▸ **WHAT THE TASK REQUIRES**: Extract each line bearing the word "kính".

▸ **RECORDS FOR THE EXERCISE**:
■ ■ ■ ■ ■

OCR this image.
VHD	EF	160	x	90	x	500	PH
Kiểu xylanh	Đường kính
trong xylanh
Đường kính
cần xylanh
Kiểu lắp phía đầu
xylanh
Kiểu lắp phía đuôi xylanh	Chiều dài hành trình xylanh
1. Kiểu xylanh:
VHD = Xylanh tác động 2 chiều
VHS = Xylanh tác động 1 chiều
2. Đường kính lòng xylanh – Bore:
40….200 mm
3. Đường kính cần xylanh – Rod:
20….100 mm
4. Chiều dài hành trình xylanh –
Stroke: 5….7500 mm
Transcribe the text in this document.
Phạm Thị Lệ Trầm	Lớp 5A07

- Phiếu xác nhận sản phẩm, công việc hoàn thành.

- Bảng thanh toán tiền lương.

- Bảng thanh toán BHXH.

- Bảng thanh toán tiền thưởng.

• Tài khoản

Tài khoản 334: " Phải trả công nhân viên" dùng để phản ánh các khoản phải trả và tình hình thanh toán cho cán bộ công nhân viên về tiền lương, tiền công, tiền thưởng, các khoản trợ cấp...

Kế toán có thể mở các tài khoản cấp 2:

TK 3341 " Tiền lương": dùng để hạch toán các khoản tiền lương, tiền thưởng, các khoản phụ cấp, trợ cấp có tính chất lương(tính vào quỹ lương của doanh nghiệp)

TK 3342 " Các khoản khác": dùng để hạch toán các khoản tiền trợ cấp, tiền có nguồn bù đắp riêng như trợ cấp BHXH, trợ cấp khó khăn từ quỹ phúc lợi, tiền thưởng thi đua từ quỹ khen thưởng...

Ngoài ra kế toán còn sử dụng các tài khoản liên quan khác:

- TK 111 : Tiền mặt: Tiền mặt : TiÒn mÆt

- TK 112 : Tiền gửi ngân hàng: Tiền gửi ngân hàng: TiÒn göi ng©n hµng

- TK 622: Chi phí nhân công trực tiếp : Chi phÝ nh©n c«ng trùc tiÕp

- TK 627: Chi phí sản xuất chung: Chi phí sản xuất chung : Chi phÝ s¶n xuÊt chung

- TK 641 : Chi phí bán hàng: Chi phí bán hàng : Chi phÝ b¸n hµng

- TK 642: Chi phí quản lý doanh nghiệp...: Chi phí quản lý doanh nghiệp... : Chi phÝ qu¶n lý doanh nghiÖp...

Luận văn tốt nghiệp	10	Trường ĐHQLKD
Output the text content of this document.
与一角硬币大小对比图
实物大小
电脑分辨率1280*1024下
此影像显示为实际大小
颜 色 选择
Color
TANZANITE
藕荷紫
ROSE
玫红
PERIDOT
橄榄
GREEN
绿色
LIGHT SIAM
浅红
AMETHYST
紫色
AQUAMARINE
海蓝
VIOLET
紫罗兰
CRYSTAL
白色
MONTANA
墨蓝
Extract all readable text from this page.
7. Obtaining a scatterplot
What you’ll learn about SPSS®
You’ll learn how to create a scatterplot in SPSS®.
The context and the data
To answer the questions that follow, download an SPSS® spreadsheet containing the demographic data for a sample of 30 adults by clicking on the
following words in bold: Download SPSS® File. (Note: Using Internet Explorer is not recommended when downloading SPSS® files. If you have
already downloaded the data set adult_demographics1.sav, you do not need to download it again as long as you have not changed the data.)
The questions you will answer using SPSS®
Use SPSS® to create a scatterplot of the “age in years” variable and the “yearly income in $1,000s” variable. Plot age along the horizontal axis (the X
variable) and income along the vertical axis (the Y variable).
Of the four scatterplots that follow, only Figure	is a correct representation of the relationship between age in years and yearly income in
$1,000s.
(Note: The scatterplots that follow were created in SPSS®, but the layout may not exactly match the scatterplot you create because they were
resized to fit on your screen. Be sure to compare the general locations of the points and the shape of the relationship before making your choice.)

■ ■ ■ ■ ■

▸ **THE RESPONSE**:
Kiểu xylanh	Đường kính
Đường kính
2. Đường kính lòng xylanh – Bore:
3. Đường kính cần xylanh – Rod:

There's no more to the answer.